Fragmento:
━━━━━━━━━━━━━━━━━━━━
Habrá que preguntarse

Fe y Alegria
Foto: Cortesía Fe y Alegria

Por Héctor Ignacio Escandell Marcano

A veces pienso que nos convertimos en una inmensa muralla que intenta proteger lo que construyó, pero que ahora es rígida, inmóvil. Incapaz de dar sombra a otros. Quizás por la profundidad de la crisis en la que estamos metidos, porque cada vez nos azotan más y nos hacemos incrédulos de lo bueno. Luego veo las puertas abiertas en medio de la tragedia y me animo, me vuelvo a sorprender, a enamorar.

Cuando Fe y Alegría nació -dicen los libros de historia- Venezuela era un desastre. Los niños no iban a la escuela, los adolescentes no sabían leer y los barrios de Caracas eran un nido de campesinos desterrados y embriagados con el tufo del petróleo que ya comenzaba a borrar la memoria de los criadores de la tierra.
━━━━━━━━━━━━━━━━━━━━
(Datos de coordenadas de la maquetación)
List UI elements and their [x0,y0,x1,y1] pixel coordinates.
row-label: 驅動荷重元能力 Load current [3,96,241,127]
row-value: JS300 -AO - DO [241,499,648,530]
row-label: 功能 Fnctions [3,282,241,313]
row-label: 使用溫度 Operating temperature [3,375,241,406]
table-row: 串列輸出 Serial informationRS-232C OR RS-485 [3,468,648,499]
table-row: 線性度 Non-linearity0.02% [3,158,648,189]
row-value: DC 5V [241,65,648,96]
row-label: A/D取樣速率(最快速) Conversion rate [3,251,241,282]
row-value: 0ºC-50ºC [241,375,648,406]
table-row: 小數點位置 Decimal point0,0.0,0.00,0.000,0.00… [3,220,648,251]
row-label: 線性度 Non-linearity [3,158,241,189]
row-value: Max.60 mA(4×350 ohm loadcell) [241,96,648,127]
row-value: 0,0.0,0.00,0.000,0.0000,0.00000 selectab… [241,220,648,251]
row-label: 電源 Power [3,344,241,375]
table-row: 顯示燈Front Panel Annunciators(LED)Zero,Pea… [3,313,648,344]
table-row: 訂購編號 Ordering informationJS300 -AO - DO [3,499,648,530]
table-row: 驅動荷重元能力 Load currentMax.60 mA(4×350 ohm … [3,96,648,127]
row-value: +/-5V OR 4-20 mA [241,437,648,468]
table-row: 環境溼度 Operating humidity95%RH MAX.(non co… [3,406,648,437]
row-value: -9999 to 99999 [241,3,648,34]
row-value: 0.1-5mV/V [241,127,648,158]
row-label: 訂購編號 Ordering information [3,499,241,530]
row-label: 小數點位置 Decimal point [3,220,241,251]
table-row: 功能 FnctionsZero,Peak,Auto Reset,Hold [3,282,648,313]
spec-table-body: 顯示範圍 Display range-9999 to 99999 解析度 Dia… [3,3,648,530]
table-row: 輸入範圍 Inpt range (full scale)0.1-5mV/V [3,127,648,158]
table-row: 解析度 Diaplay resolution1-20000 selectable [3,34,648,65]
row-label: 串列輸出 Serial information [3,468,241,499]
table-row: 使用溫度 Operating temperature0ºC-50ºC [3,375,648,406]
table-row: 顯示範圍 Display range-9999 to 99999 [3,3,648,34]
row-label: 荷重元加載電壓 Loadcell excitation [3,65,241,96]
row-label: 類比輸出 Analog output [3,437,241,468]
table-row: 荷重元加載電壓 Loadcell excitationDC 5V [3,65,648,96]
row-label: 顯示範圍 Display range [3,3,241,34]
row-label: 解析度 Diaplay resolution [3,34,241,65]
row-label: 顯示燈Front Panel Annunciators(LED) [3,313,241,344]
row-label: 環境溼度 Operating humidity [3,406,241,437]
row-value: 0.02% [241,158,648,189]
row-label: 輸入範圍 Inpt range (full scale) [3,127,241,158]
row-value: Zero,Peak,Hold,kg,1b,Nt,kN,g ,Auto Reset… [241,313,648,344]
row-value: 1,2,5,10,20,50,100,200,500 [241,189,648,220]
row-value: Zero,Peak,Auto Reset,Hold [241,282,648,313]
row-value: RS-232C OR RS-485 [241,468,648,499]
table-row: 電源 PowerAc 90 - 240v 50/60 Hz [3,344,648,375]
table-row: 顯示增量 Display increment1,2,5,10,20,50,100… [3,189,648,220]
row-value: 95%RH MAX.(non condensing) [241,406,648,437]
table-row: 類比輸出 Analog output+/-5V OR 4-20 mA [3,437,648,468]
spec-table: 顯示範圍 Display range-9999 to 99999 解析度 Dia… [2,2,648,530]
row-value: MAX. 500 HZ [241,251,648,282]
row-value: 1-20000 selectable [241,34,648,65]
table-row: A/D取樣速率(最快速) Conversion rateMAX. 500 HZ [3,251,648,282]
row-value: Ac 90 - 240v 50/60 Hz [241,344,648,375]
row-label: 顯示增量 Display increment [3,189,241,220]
━━━━━━━━━━━━━━━━━━━━
Qué harás:
1) Actualiza el pasaje del texto sobre Fe y Alegría que comienza en "Habrá que preguntarse" y termina en "sorprender, a enamorar.", poniendo "fortaleza" en lugar de "muralla".
2) Prosigue el texto sobre Fe y Alegría a partir de su última oración.
Los registros no intervienen en esto.

Respuestas en orden:
1)
Habrá que preguntarse

Fe y Alegria
Foto: Cortesía Fe y Alegria

Por Héctor Ignacio Escandell Marcano

A veces pienso que nos convertimos en una inmensa fortaleza que intenta proteger lo que construyó, pero que ahora es rígida, inmóvil. Incapaz de dar sombra a otros. Quizás por la profundidad de la crisis en la que estamos metidos, porque cada vez nos azotan más y nos hacemos incrédulos de lo bueno. Luego veo las puertas abiertas en medio de la tragedia y me animo, me vuelvo a sorprender, a enamorar.

2)
Dice la historiografía que aquella Venezuela daba sus primeros pasos a la comodidad del rentismo y a la profundización de la exclusión. Dicen los que saben, que a nadie le importaba los pobres, los marginales. Dicen, que los que vivían en el terreno plano miraban por encima del hombro y escupían la esperanza de las mujeres que limpiaban casas y cuidaban niños ajenos. Otros dicen que no, que nuestro país era pujante, que en los años cincuenta, la dictadura era sinónimo de progreso y edificación del futuro.

Lo cierto del caso, es que en esa época nació nuestra primera escuela cerro arriba. En un acto de entrega total, una familia lo dio todo. Se quedó únicamente con la ilusión de ver -algún día- concretarse el sueño de ofrecer educación a los chamos del barrio.

Allá fueron a dar los voluntarios, las monjas y los curas. Hicieron la tarea histórica de montar el primer pizarrón y dibujar las primeras pinceladas de un movimiento que se haría grande en tamaño, pero más en nobleza.

Millones de tizas se han gastado en estos años, los recursos han sido escasos y -abundantes- a veces, muchos chamos han crecido bajo el abrazo de la educación popular y eso siempre será motivo de orgullo.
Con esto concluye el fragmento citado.